## begin Material for the task
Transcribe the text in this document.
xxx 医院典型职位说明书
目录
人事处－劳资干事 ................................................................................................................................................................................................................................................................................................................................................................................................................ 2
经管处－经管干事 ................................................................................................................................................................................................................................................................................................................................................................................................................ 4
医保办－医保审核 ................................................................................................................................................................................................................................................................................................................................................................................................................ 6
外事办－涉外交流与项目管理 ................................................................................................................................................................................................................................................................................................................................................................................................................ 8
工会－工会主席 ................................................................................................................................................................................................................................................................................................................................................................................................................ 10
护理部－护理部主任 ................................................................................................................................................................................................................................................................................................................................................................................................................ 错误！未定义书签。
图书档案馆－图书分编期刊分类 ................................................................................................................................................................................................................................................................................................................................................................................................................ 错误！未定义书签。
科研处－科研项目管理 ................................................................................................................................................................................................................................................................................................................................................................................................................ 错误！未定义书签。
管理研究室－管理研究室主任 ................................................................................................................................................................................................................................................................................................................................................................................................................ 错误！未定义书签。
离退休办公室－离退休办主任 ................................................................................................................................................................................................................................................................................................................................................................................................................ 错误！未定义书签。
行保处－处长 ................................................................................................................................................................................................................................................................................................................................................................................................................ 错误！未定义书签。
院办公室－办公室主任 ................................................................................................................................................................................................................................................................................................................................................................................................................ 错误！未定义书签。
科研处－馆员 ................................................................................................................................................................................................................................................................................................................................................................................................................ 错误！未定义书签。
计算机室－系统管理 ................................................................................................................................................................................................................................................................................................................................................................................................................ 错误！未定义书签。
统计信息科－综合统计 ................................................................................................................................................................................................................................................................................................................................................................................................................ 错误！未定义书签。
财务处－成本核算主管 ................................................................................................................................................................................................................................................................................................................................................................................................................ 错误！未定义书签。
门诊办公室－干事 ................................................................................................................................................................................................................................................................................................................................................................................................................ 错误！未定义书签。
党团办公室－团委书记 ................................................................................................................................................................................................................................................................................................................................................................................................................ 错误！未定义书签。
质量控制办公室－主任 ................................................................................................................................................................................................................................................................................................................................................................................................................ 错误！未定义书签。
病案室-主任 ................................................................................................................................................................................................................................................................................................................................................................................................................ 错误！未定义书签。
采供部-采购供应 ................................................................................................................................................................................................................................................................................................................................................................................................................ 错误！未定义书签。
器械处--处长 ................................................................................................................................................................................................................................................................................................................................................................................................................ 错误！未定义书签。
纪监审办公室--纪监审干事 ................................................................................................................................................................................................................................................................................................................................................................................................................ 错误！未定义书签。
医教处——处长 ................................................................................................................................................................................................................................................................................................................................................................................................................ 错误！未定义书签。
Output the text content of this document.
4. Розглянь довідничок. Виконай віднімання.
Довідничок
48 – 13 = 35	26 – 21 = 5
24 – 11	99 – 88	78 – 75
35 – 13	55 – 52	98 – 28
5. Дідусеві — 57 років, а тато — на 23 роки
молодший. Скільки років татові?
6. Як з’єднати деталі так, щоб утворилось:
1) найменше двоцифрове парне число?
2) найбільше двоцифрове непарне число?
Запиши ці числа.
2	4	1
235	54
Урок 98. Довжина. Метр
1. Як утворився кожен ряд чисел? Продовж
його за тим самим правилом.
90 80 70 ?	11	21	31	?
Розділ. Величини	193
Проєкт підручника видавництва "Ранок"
## end Material for the task
§ Instructions for the task
Scan the listing above for the word "число" and show each line where it is found.

§ Finished answer
1) найменше двоцифрове парне число?
2) найбільше двоцифрове непарне число?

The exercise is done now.